AIM = Rewrite the records below, changing every "Patent image size" to "Drawing size" and leaving everything else as it is. Omit the pictures from your answer.
* start *
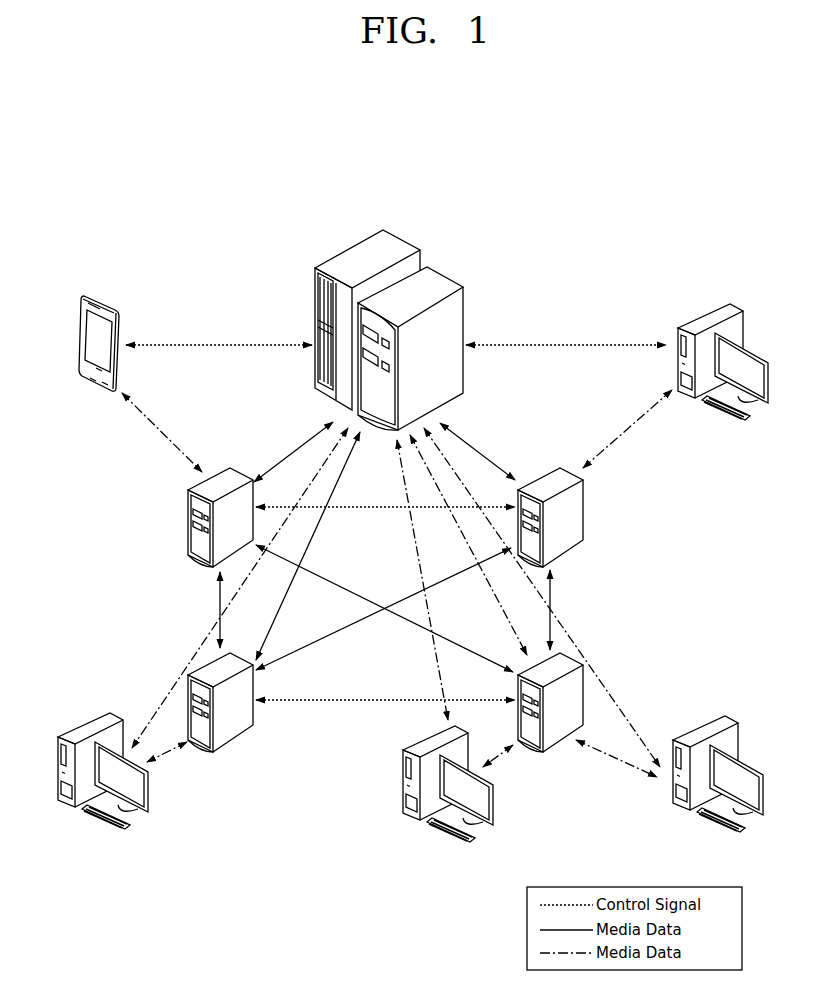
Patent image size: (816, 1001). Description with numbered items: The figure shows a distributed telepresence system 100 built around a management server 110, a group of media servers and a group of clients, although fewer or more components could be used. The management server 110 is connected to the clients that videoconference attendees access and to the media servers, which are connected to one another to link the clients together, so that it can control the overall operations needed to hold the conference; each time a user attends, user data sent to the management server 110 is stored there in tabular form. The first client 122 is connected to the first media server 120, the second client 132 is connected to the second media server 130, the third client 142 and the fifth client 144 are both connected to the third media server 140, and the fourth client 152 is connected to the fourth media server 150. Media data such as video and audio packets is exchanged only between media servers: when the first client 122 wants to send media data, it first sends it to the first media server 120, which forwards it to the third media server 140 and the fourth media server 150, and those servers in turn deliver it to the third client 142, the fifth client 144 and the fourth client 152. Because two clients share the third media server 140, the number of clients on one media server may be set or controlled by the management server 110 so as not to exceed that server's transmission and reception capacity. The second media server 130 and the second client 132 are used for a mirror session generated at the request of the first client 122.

The distributed telepresence system 100 is at (644, 157).
The management server 110 is at (457, 270).
The media server 1 120 is at (235, 467).
The client 1 122 is at (104, 298).
The media server 2 130 is at (235, 652).
The client 2 132 is at (120, 707).
The media server 3 140 is at (568, 653).
The client 3 142 is at (738, 717).
The client 5 144 is at (398, 770).
The media server 4 150 is at (568, 466).
The client 4 152 is at (738, 298).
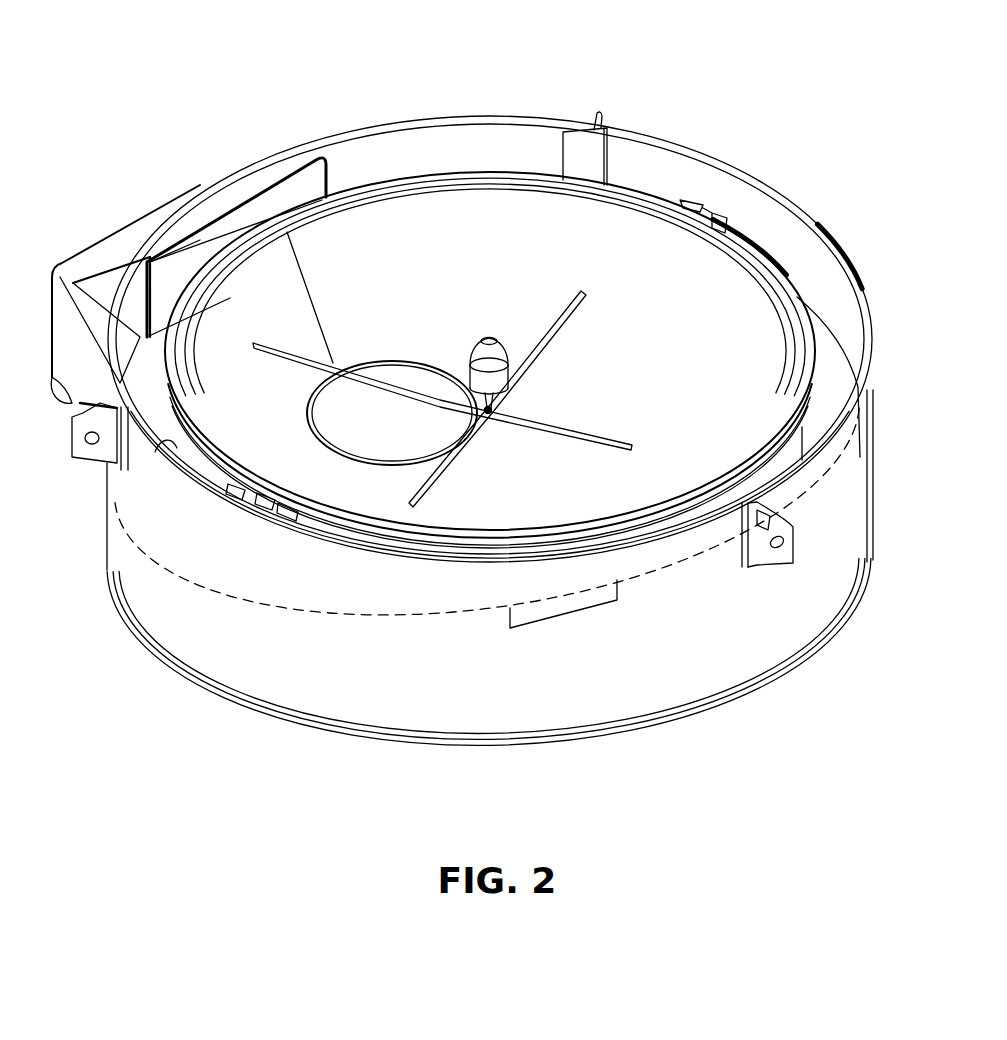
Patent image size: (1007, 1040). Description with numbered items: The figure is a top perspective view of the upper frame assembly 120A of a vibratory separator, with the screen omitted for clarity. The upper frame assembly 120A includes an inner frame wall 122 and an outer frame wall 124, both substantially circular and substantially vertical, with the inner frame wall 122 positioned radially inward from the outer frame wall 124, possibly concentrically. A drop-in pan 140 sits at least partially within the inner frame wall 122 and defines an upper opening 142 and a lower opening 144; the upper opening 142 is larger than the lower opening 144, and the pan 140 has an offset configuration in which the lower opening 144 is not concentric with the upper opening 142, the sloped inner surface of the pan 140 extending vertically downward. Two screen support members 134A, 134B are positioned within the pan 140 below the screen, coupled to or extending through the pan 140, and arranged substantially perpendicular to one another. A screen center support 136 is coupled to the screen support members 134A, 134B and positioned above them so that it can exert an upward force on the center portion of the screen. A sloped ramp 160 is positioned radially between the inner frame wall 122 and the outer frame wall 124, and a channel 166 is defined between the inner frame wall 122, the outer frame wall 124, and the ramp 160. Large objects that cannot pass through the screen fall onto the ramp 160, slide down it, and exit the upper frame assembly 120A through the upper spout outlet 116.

The upper frame assembly 120A is at (211, 68).
The inner frame wall 122 is at (870, 544).
The outer frame wall 124 is at (868, 453).
The upper spout outlet 116 is at (45, 327).
The upper opening 142 is at (490, 202).
The channel 166 is at (789, 259).
The drop-in pan 140 is at (672, 348).
The lower opening 144 is at (397, 362).
The screen support member 134A is at (281, 346).
The screen support member 134B is at (560, 316).
The screen center support 136 is at (487, 338).
The ramp 160 is at (842, 365).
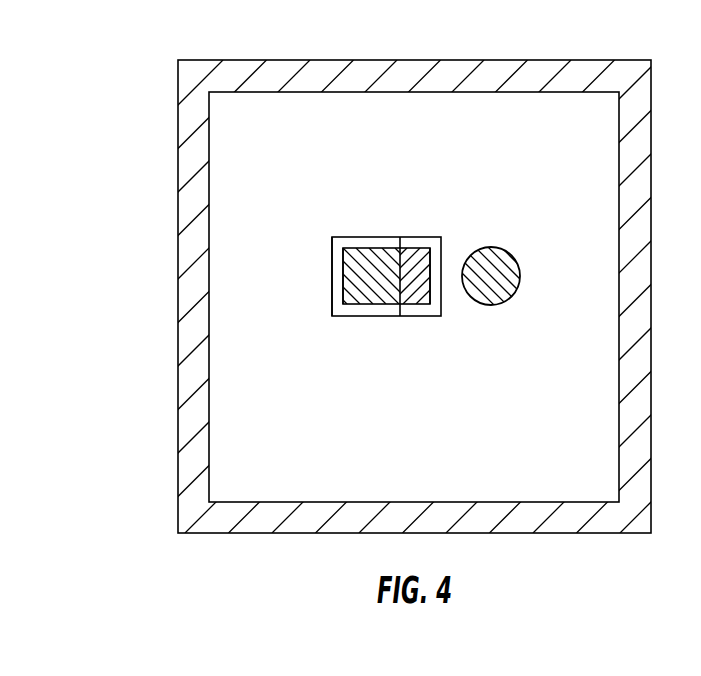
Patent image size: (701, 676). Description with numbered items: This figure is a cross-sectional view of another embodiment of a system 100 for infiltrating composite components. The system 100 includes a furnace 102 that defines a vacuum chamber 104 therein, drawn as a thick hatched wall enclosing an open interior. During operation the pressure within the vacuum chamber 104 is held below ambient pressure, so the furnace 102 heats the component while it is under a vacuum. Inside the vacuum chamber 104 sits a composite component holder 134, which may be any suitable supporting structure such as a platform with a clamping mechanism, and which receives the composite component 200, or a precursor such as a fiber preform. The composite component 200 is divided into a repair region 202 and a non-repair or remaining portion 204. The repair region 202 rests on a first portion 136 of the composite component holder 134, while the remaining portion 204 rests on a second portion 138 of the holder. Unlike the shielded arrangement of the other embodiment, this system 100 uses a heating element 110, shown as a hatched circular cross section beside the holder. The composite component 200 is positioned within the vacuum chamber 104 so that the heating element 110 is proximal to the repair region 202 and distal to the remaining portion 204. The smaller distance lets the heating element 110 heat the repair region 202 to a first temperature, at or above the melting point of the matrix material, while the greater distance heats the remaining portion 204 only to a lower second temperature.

The system 100 is at (76, 119).
The furnace 102 is at (256, 59).
The vacuum chamber 104 is at (280, 140).
The heating element 110 is at (487, 305).
The composite component holder 134 is at (300, 257).
The first portion of the composite component holder 136 is at (420, 238).
The second portion of the composite component holder 138 is at (332, 287).
The composite component 200 is at (377, 228).
The repair region 202 is at (410, 305).
The remaining portion 204 is at (355, 305).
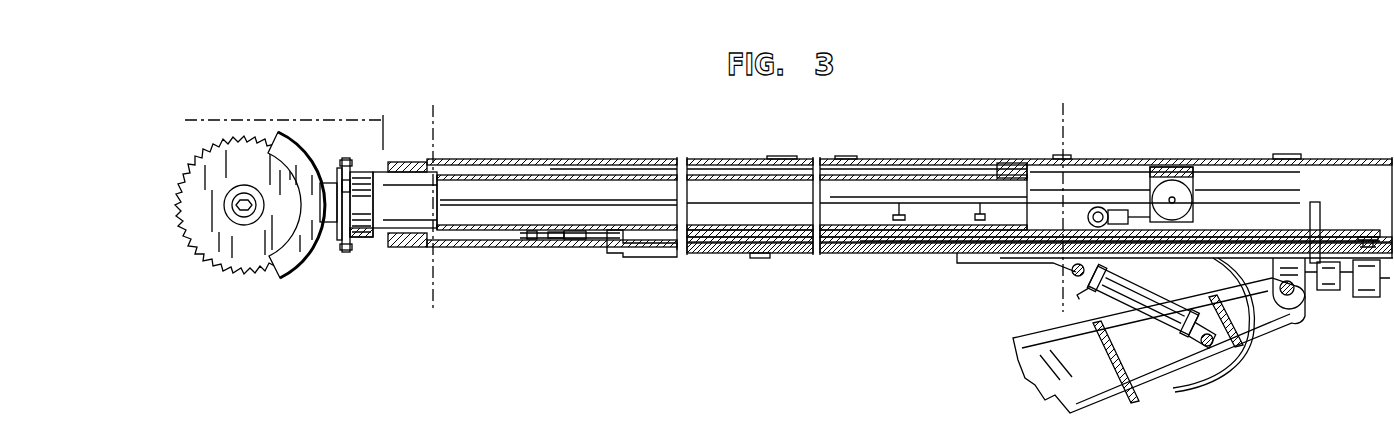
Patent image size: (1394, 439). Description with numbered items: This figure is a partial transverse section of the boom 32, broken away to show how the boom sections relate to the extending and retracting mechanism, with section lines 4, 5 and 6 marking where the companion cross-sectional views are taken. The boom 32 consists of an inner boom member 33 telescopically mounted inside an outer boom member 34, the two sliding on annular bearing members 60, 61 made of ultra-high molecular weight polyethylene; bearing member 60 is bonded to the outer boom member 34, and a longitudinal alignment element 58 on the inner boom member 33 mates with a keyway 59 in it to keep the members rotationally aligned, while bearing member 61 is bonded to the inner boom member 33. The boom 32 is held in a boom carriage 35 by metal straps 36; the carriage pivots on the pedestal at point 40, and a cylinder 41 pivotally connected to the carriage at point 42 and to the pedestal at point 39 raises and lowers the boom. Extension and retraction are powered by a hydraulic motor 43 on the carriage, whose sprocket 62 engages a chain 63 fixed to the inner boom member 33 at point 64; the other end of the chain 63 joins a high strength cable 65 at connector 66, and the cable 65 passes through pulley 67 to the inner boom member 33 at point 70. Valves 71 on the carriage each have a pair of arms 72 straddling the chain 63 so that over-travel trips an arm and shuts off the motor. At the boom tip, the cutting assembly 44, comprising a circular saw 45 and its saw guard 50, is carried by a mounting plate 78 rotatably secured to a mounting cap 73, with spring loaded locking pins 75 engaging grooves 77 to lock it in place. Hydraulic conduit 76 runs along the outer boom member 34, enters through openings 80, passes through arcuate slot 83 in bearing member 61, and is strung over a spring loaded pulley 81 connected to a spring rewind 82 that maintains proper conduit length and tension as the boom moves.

The section line 4- 4 is at (185, 121).
The section line 5- 5 is at (1063, 107).
The section line 6- 6 is at (436, 113).
The boom 32 is at (743, 132).
The inner boom member 33 is at (613, 178).
The outer boom member 34 is at (572, 160).
The boom carriage 35 is at (887, 255).
The metal straps 36 is at (841, 156).
The point 39 is at (1213, 346).
The point 40 is at (1293, 294).
The cylinder 41 is at (1152, 312).
The point 42 is at (1070, 271).
The hydraulic motor 43 is at (1368, 296).
The cutting assembly 44 is at (286, 284).
The circular saw 45 is at (226, 268).
The saw guard 50 is at (302, 252).
The longitudinal alignment element 58 is at (500, 169).
The keyway 59 is at (438, 185).
The annular bearing member 60 is at (396, 165).
The annular bearing member 61 is at (1012, 163).
The sprocket 62 is at (1368, 237).
The chain 63 is at (1255, 232).
The point 64 is at (980, 214).
The cable 65 is at (559, 242).
The connector 66 is at (567, 243).
The pulley 67 is at (537, 240).
The point 70 is at (902, 199).
The valves 71 is at (1328, 290).
The arms 72 is at (1318, 210).
The mounting cap 73 is at (368, 238).
The spring loaded locking pins 75 is at (345, 160).
The hydraulic conduit 76 is at (931, 196).
The grooves 77 is at (362, 206).
The mounting plate 78 is at (349, 185).
The openings 80 is at (612, 240).
The spring loaded pulley 81 is at (1105, 208).
The spring rewind 82 is at (1194, 200).
The arcuate slot 83 is at (1000, 241).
* end *
TASK OUTPUT =
Drawing size: (816, 1001). Description with numbered items: The figure shows a distributed telepresence system 100 built around a management server 110, a group of media servers and a group of clients, although fewer or more components could be used. The management server 110 is connected to the clients that videoconference attendees access and to the media servers, which are connected to one another to link the clients together, so that it can control the overall operations needed to hold the conference; each time a user attends, user data sent to the management server 110 is stored there in tabular form. The first client 122 is connected to the first media server 120, the second client 132 is connected to the second media server 130, the third client 142 and the fifth client 144 are both connected to the third media server 140, and the fourth client 152 is connected to the fourth media server 150. Media data such as video and audio packets is exchanged only between media servers: when the first client 122 wants to send media data, it first sends it to the first media server 120, which forwards it to the third media server 140 and the fourth media server 150, and those servers in turn deliver it to the third client 142, the fifth client 144 and the fourth client 152. Because two clients share the third media server 140, the number of clients on one media server may be set or controlled by the management server 110 so as not to exceed that server's transmission and reception capacity. The second media server 130 and the second client 132 are used for a mirror session generated at the request of the first client 122.

The distributed telepresence system 100 is at (644, 157).
The management server 110 is at (457, 270).
The media server 1 120 is at (235, 467).
The client 1 122 is at (104, 298).
The media server 2 130 is at (235, 652).
The client 2 132 is at (120, 707).
The media server 3 140 is at (568, 653).
The client 3 142 is at (738, 717).
The client 5 144 is at (398, 770).
The media server 4 150 is at (568, 466).
The client 4 152 is at (738, 298).
Drawing size: (1007, 1040). Description with numbered items: The figure is a top perspective view of the upper frame assembly 120A of a vibratory separator, with the screen omitted for clarity. The upper frame assembly 120A includes an inner frame wall 122 and an outer frame wall 124, both substantially circular and substantially vertical, with the inner frame wall 122 positioned radially inward from the outer frame wall 124, possibly concentrically. A drop-in pan 140 sits at least partially within the inner frame wall 122 and defines an upper opening 142 and a lower opening 144; the upper opening 142 is larger than the lower opening 144, and the pan 140 has an offset configuration in which the lower opening 144 is not concentric with the upper opening 142, the sloped inner surface of the pan 140 extending vertically downward. Two screen support members 134A, 134B are positioned within the pan 140 below the screen, coupled to or extending through the pan 140, and arranged substantially perpendicular to one another. A screen center support 136 is coupled to the screen support members 134A, 134B and positioned above them so that it can exert an upward force on the center portion of the screen. A sloped ramp 160 is positioned radially between the inner frame wall 122 and the outer frame wall 124, and a channel 166 is defined between the inner frame wall 122, the outer frame wall 124, and the ramp 160. Large objects that cannot pass through the screen fall onto the ramp 160, slide down it, and exit the upper frame assembly 120A through the upper spout outlet 116.

The upper frame assembly 120A is at (211, 68).
The inner frame wall 122 is at (870, 544).
The outer frame wall 124 is at (868, 453).
The upper spout outlet 116 is at (45, 327).
The upper opening 142 is at (490, 202).
The channel 166 is at (789, 259).
The drop-in pan 140 is at (672, 348).
The lower opening 144 is at (397, 362).
The screen support member 134A is at (281, 346).
The screen support member 134B is at (560, 316).
The screen center support 136 is at (487, 338).
The ramp 160 is at (842, 365).
Drawing size: (701, 676). Description with numbered items: This figure is a cross-sectional view of another embodiment of a system 100 for infiltrating composite components. The system 100 includes a furnace 102 that defines a vacuum chamber 104 therein, drawn as a thick hatched wall enclosing an open interior. During operation the pressure within the vacuum chamber 104 is held below ambient pressure, so the furnace 102 heats the component while it is under a vacuum. Inside the vacuum chamber 104 sits a composite component holder 134, which may be any suitable supporting structure such as a platform with a clamping mechanism, and which receives the composite component 200, or a precursor such as a fiber preform. The composite component 200 is divided into a repair region 202 and a non-repair or remaining portion 204. The repair region 202 rests on a first portion 136 of the composite component holder 134, while the remaining portion 204 rests on a second portion 138 of the holder. Unlike the shielded arrangement of the other embodiment, this system 100 uses a heating element 110, shown as a hatched circular cross section beside the holder. The composite component 200 is positioned within the vacuum chamber 104 so that the heating element 110 is proximal to the repair region 202 and distal to the remaining portion 204. The smaller distance lets the heating element 110 heat the repair region 202 to a first temperature, at or above the melting point of the matrix material, while the greater distance heats the remaining portion 204 only to a lower second temperature.

The system 100 is at (76, 119).
The furnace 102 is at (256, 59).
The vacuum chamber 104 is at (280, 140).
The heating element 110 is at (487, 305).
The composite component holder 134 is at (300, 257).
The first portion of the composite component holder 136 is at (420, 238).
The second portion of the composite component holder 138 is at (332, 287).
The composite component 200 is at (377, 228).
The repair region 202 is at (410, 305).
The remaining portion 204 is at (355, 305).
Drawing size: (1394, 439). Description with numbered items: This figure is a partial transverse section of the boom 32, broken away to show how the boom sections relate to the extending and retracting mechanism, with section lines 4, 5 and 6 marking where the companion cross-sectional views are taken. The boom 32 consists of an inner boom member 33 telescopically mounted inside an outer boom member 34, the two sliding on annular bearing members 60, 61 made of ultra-high molecular weight polyethylene; bearing member 60 is bonded to the outer boom member 34, and a longitudinal alignment element 58 on the inner boom member 33 mates with a keyway 59 in it to keep the members rotationally aligned, while bearing member 61 is bonded to the inner boom member 33. The boom 32 is held in a boom carriage 35 by metal straps 36; the carriage pivots on the pedestal at point 40, and a cylinder 41 pivotally connected to the carriage at point 42 and to the pedestal at point 39 raises and lowers the boom. Extension and retraction are powered by a hydraulic motor 43 on the carriage, whose sprocket 62 engages a chain 63 fixed to the inner boom member 33 at point 64; the other end of the chain 63 joins a high strength cable 65 at connector 66, and the cable 65 passes through pulley 67 to the inner boom member 33 at point 70. Valves 71 on the carriage each have a pair of arms 72 straddling the chain 63 so that over-travel trips an arm and shuts off the motor. At the boom tip, the cutting assembly 44, comprising a circular saw 45 and its saw guard 50, is carried by a mounting plate 78 rotatably secured to a mounting cap 73, with spring loaded locking pins 75 engaging grooves 77 to lock it in place. Hydraulic conduit 76 runs along the outer boom member 34, enters through openings 80, passes through arcuate slot 83 in bearing member 61, and is strung over a spring loaded pulley 81 connected to a spring rewind 82 that maintains proper conduit length and tension as the boom moves.

The section line 4- 4 is at (185, 121).
The section line 5- 5 is at (1063, 107).
The section line 6- 6 is at (436, 113).
The boom 32 is at (743, 132).
The inner boom member 33 is at (613, 178).
The outer boom member 34 is at (572, 160).
The boom carriage 35 is at (887, 255).
The metal straps 36 is at (841, 156).
The point 39 is at (1213, 346).
The point 40 is at (1293, 294).
The cylinder 41 is at (1152, 312).
The point 42 is at (1070, 271).
The hydraulic motor 43 is at (1368, 296).
The cutting assembly 44 is at (286, 284).
The circular saw 45 is at (226, 268).
The saw guard 50 is at (302, 252).
The longitudinal alignment element 58 is at (500, 169).
The keyway 59 is at (438, 185).
The annular bearing member 60 is at (396, 165).
The annular bearing member 61 is at (1012, 163).
The sprocket 62 is at (1368, 237).
The chain 63 is at (1255, 232).
The point 64 is at (980, 214).
The cable 65 is at (559, 242).
The connector 66 is at (567, 243).
The pulley 67 is at (537, 240).
The point 70 is at (902, 199).
The valves 71 is at (1328, 290).
The arms 72 is at (1318, 210).
The mounting cap 73 is at (368, 238).
The spring loaded locking pins 75 is at (345, 160).
The hydraulic conduit 76 is at (931, 196).
The grooves 77 is at (362, 206).
The mounting plate 78 is at (349, 185).
The openings 80 is at (612, 240).
The spring loaded pulley 81 is at (1105, 208).
The spring rewind 82 is at (1194, 200).
The arcuate slot 83 is at (1000, 241).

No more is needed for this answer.